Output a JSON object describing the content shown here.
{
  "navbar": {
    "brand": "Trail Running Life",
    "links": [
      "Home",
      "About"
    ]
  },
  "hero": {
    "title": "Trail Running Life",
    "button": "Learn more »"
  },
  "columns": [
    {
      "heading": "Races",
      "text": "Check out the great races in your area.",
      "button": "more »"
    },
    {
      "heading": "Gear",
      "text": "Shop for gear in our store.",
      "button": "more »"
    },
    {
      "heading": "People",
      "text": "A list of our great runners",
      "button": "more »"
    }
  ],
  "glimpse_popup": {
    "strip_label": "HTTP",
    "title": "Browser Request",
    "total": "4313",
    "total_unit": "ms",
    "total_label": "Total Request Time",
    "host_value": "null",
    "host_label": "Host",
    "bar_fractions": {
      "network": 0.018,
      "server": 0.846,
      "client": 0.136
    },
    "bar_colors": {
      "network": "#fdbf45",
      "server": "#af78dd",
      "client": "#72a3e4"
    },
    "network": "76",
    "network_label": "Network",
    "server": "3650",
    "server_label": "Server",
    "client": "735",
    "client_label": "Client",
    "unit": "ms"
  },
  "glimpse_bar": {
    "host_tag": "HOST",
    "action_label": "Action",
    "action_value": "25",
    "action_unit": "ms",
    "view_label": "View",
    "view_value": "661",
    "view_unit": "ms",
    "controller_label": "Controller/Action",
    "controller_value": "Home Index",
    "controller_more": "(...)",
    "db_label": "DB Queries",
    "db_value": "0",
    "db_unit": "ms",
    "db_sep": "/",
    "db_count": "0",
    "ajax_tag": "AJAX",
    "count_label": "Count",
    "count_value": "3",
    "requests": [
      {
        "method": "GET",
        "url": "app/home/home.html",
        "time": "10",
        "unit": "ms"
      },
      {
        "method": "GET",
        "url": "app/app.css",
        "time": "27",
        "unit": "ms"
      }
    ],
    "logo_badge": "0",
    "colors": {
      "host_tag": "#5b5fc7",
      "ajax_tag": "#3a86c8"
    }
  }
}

______________________________

Aim of the exercise:
Restate each of the entries above verbatim.

Exercise result:
Output a JSON object describing the content shown here.
{
  "navbar": {
    "brand": "Trail Running Life",
    "links": [
      "Home",
      "About"
    ]
  },
  "hero": {
    "title": "Trail Running Life",
    "button": "Learn more »"
  },
  "columns": [
    {
      "heading": "Races",
      "text": "Check out the great races in your area.",
      "button": "more »"
    },
    {
      "heading": "Gear",
      "text": "Shop for gear in our store.",
      "button": "more »"
    },
    {
      "heading": "People",
      "text": "A list of our great runners",
      "button": "more »"
    }
  ],
  "glimpse_popup": {
    "strip_label": "HTTP",
    "title": "Browser Request",
    "total": "4313",
    "total_unit": "ms",
    "total_label": "Total Request Time",
    "host_value": "null",
    "host_label": "Host",
    "bar_fractions": {
      "network": 0.018,
      "server": 0.846,
      "client": 0.136
    },
    "bar_colors": {
      "network": "#fdbf45",
      "server": "#af78dd",
      "client": "#72a3e4"
    },
    "network": "76",
    "network_label": "Network",
    "server": "3650",
    "server_label": "Server",
    "client": "735",
    "client_label": "Client",
    "unit": "ms"
  },
  "glimpse_bar": {
    "host_tag": "HOST",
    "action_label": "Action",
    "action_value": "25",
    "action_unit": "ms",
    "view_label": "View",
    "view_value": "661",
    "view_unit": "ms",
    "controller_label": "Controller/Action",
    "controller_value": "Home Index",
    "controller_more": "(...)",
    "db_label": "DB Queries",
    "db_value": "0",
    "db_unit": "ms",
    "db_sep": "/",
    "db_count": "0",
    "ajax_tag": "AJAX",
    "count_label": "Count",
    "count_value": "3",
    "requests": [
      {
        "method": "GET",
        "url": "app/home/home.html",
        "time": "10",
        "unit": "ms"
      },
      {
        "method": "GET",
        "url": "app/app.css",
        "time": "27",
        "unit": "ms"
      }
    ],
    "logo_badge": "0",
    "colors": {
      "host_tag": "#5b5fc7",
      "ajax_tag": "#3a86c8"
    }
  }
}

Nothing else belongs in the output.